• _EXERCISE_: Output the lines that follow exactly as they are.

***** SUPPLIED RECORDS *****

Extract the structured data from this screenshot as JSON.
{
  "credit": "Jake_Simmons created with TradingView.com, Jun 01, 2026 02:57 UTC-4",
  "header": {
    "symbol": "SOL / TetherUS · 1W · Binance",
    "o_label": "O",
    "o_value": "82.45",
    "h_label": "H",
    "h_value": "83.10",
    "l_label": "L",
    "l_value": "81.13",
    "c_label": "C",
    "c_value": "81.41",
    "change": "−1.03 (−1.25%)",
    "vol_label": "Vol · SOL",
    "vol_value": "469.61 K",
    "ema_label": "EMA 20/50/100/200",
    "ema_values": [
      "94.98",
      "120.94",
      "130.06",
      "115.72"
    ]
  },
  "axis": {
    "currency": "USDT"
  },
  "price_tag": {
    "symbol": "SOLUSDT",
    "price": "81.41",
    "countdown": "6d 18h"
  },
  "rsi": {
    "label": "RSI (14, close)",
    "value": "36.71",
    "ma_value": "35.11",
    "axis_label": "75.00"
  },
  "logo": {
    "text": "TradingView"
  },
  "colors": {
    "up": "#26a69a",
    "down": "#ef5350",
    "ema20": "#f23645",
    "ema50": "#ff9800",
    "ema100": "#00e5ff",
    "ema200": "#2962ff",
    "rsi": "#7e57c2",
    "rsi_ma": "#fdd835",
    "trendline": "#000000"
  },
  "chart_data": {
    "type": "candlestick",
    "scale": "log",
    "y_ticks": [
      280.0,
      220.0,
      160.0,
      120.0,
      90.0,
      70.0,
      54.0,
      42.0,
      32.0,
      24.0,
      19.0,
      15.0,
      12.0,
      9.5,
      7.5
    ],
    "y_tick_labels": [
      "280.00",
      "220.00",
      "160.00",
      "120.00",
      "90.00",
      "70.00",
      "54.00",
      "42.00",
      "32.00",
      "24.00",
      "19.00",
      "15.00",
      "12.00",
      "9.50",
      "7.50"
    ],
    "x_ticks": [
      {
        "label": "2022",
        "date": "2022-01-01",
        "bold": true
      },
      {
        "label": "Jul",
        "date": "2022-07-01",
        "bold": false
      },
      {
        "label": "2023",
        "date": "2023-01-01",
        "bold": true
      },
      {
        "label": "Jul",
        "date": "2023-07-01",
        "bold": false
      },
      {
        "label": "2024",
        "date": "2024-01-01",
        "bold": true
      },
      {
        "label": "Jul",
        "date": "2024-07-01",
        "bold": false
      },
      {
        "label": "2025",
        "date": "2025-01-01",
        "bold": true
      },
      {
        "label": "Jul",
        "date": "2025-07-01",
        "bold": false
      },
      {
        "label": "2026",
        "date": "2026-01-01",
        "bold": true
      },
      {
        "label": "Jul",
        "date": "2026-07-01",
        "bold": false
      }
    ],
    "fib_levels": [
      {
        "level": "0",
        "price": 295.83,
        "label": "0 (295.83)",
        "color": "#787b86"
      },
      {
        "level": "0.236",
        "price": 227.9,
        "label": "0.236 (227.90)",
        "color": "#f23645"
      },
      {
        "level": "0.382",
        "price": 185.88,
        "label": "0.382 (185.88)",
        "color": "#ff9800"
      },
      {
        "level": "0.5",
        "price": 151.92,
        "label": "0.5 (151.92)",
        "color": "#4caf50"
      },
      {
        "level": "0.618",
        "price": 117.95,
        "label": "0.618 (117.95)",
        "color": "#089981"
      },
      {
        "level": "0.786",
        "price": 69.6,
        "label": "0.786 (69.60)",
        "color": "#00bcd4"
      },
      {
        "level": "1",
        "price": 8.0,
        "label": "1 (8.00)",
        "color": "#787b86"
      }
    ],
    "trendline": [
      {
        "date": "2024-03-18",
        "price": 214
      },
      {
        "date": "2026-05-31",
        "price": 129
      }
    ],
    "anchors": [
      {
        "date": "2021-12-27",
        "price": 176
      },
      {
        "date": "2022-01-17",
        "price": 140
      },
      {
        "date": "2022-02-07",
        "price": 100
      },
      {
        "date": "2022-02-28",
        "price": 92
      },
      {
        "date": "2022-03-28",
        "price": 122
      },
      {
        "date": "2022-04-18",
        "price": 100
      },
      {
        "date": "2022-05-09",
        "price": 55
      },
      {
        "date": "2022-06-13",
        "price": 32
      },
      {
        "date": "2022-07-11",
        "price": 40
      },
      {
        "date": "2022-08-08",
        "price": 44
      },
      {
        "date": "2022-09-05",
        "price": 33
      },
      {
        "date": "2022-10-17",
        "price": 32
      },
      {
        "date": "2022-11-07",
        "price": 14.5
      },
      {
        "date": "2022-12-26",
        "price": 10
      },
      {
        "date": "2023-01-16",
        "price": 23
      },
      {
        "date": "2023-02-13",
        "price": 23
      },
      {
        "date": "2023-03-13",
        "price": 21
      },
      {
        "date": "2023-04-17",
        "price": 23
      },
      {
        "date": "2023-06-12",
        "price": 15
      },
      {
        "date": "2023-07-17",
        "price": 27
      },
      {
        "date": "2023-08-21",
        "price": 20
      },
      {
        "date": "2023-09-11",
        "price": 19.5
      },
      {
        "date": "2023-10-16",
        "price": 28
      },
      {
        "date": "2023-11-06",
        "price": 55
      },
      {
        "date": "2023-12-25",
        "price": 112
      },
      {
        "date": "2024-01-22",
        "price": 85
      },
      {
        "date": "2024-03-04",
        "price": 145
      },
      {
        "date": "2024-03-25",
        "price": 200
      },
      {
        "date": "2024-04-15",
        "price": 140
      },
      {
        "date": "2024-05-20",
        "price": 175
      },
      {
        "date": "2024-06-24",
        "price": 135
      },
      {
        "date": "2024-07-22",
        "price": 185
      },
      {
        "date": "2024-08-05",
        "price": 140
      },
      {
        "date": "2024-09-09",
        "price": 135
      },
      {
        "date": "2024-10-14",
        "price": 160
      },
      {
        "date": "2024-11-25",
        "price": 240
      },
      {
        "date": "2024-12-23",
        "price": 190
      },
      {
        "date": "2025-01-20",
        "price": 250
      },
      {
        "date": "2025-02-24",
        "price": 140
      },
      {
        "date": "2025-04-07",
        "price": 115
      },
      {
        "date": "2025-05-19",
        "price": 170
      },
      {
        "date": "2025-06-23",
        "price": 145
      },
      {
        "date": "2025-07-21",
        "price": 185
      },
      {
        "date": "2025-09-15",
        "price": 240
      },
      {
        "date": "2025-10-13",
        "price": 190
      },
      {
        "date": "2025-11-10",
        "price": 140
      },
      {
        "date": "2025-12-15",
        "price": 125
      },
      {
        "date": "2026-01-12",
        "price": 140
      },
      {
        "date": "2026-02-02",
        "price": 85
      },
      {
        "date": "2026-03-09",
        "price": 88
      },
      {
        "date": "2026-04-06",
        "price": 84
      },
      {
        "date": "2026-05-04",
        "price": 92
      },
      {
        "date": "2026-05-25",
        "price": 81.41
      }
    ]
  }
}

*****

• _SOLVED PROBLEM_:
Extract the structured data from this screenshot as JSON.
{
  "credit": "Jake_Simmons created with TradingView.com, Jun 01, 2026 02:57 UTC-4",
  "header": {
    "symbol": "SOL / TetherUS · 1W · Binance",
    "o_label": "O",
    "o_value": "82.45",
    "h_label": "H",
    "h_value": "83.10",
    "l_label": "L",
    "l_value": "81.13",
    "c_label": "C",
    "c_value": "81.41",
    "change": "−1.03 (−1.25%)",
    "vol_label": "Vol · SOL",
    "vol_value": "469.61 K",
    "ema_label": "EMA 20/50/100/200",
    "ema_values": [
      "94.98",
      "120.94",
      "130.06",
      "115.72"
    ]
  },
  "axis": {
    "currency": "USDT"
  },
  "price_tag": {
    "symbol": "SOLUSDT",
    "price": "81.41",
    "countdown": "6d 18h"
  },
  "rsi": {
    "label": "RSI (14, close)",
    "value": "36.71",
    "ma_value": "35.11",
    "axis_label": "75.00"
  },
  "logo": {
    "text": "TradingView"
  },
  "colors": {
    "up": "#26a69a",
    "down": "#ef5350",
    "ema20": "#f23645",
    "ema50": "#ff9800",
    "ema100": "#00e5ff",
    "ema200": "#2962ff",
    "rsi": "#7e57c2",
    "rsi_ma": "#fdd835",
    "trendline": "#000000"
  },
  "chart_data": {
    "type": "candlestick",
    "scale": "log",
    "y_ticks": [
      280.0,
      220.0,
      160.0,
      120.0,
      90.0,
      70.0,
      54.0,
      42.0,
      32.0,
      24.0,
      19.0,
      15.0,
      12.0,
      9.5,
      7.5
    ],
    "y_tick_labels": [
      "280.00",
      "220.00",
      "160.00",
      "120.00",
      "90.00",
      "70.00",
      "54.00",
      "42.00",
      "32.00",
      "24.00",
      "19.00",
      "15.00",
      "12.00",
      "9.50",
      "7.50"
    ],
    "x_ticks": [
      {
        "label": "2022",
        "date": "2022-01-01",
        "bold": true
      },
      {
        "label": "Jul",
        "date": "2022-07-01",
        "bold": false
      },
      {
        "label": "2023",
        "date": "2023-01-01",
        "bold": true
      },
      {
        "label": "Jul",
        "date": "2023-07-01",
        "bold": false
      },
      {
        "label": "2024",
        "date": "2024-01-01",
        "bold": true
      },
      {
        "label": "Jul",
        "date": "2024-07-01",
        "bold": false
      },
      {
        "label": "2025",
        "date": "2025-01-01",
        "bold": true
      },
      {
        "label": "Jul",
        "date": "2025-07-01",
        "bold": false
      },
      {
        "label": "2026",
        "date": "2026-01-01",
        "bold": true
      },
      {
        "label": "Jul",
        "date": "2026-07-01",
        "bold": false
      }
    ],
    "fib_levels": [
      {
        "level": "0",
        "price": 295.83,
        "label": "0 (295.83)",
        "color": "#787b86"
      },
      {
        "level": "0.236",
        "price": 227.9,
        "label": "0.236 (227.90)",
        "color": "#f23645"
      },
      {
        "level": "0.382",
        "price": 185.88,
        "label": "0.382 (185.88)",
        "color": "#ff9800"
      },
      {
        "level": "0.5",
        "price": 151.92,
        "label": "0.5 (151.92)",
        "color": "#4caf50"
      },
      {
        "level": "0.618",
        "price": 117.95,
        "label": "0.618 (117.95)",
        "color": "#089981"
      },
      {
        "level": "0.786",
        "price": 69.6,
        "label": "0.786 (69.60)",
        "color": "#00bcd4"
      },
      {
        "level": "1",
        "price": 8.0,
        "label": "1 (8.00)",
        "color": "#787b86"
      }
    ],
    "trendline": [
      {
        "date": "2024-03-18",
        "price": 214
      },
      {
        "date": "2026-05-31",
        "price": 129
      }
    ],
    "anchors": [
      {
        "date": "2021-12-27",
        "price": 176
      },
      {
        "date": "2022-01-17",
        "price": 140
      },
      {
        "date": "2022-02-07",
        "price": 100
      },
      {
        "date": "2022-02-28",
        "price": 92
      },
      {
        "date": "2022-03-28",
        "price": 122
      },
      {
        "date": "2022-04-18",
        "price": 100
      },
      {
        "date": "2022-05-09",
        "price": 55
      },
      {
        "date": "2022-06-13",
        "price": 32
      },
      {
        "date": "2022-07-11",
        "price": 40
      },
      {
        "date": "2022-08-08",
        "price": 44
      },
      {
        "date": "2022-09-05",
        "price": 33
      },
      {
        "date": "2022-10-17",
        "price": 32
      },
      {
        "date": "2022-11-07",
        "price": 14.5
      },
      {
        "date": "2022-12-26",
        "price": 10
      },
      {
        "date": "2023-01-16",
        "price": 23
      },
      {
        "date": "2023-02-13",
        "price": 23
      },
      {
        "date": "2023-03-13",
        "price": 21
      },
      {
        "date": "2023-04-17",
        "price": 23
      },
      {
        "date": "2023-06-12",
        "price": 15
      },
      {
        "date": "2023-07-17",
        "price": 27
      },
      {
        "date": "2023-08-21",
        "price": 20
      },
      {
        "date": "2023-09-11",
        "price": 19.5
      },
      {
        "date": "2023-10-16",
        "price": 28
      },
      {
        "date": "2023-11-06",
        "price": 55
      },
      {
        "date": "2023-12-25",
        "price": 112
      },
      {
        "date": "2024-01-22",
        "price": 85
      },
      {
        "date": "2024-03-04",
        "price": 145
      },
      {
        "date": "2024-03-25",
        "price": 200
      },
      {
        "date": "2024-04-15",
        "price": 140
      },
      {
        "date": "2024-05-20",
        "price": 175
      },
      {
        "date": "2024-06-24",
        "price": 135
      },
      {
        "date": "2024-07-22",
        "price": 185
      },
      {
        "date": "2024-08-05",
        "price": 140
      },
      {
        "date": "2024-09-09",
        "price": 135
      },
      {
        "date": "2024-10-14",
        "price": 160
      },
      {
        "date": "2024-11-25",
        "price": 240
      },
      {
        "date": "2024-12-23",
        "price": 190
      },
      {
        "date": "2025-01-20",
        "price": 250
      },
      {
        "date": "2025-02-24",
        "price": 140
      },
      {
        "date": "2025-04-07",
        "price": 115
      },
      {
        "date": "2025-05-19",
        "price": 170
      },
      {
        "date": "2025-06-23",
        "price": 145
      },
      {
        "date": "2025-07-21",
        "price": 185
      },
      {
        "date": "2025-09-15",
        "price": 240
      },
      {
        "date": "2025-10-13",
        "price": 190
      },
      {
        "date": "2025-11-10",
        "price": 140
      },
      {
        "date": "2025-12-15",
        "price": 125
      },
      {
        "date": "2026-01-12",
        "price": 140
      },
      {
        "date": "2026-02-02",
        "price": 85
      },
      {
        "date": "2026-03-09",
        "price": 88
      },
      {
        "date": "2026-04-06",
        "price": 84
      },
      {
        "date": "2026-05-04",
        "price": 92
      },
      {
        "date": "2026-05-25",
        "price": 81.41
      }
    ]
  }
}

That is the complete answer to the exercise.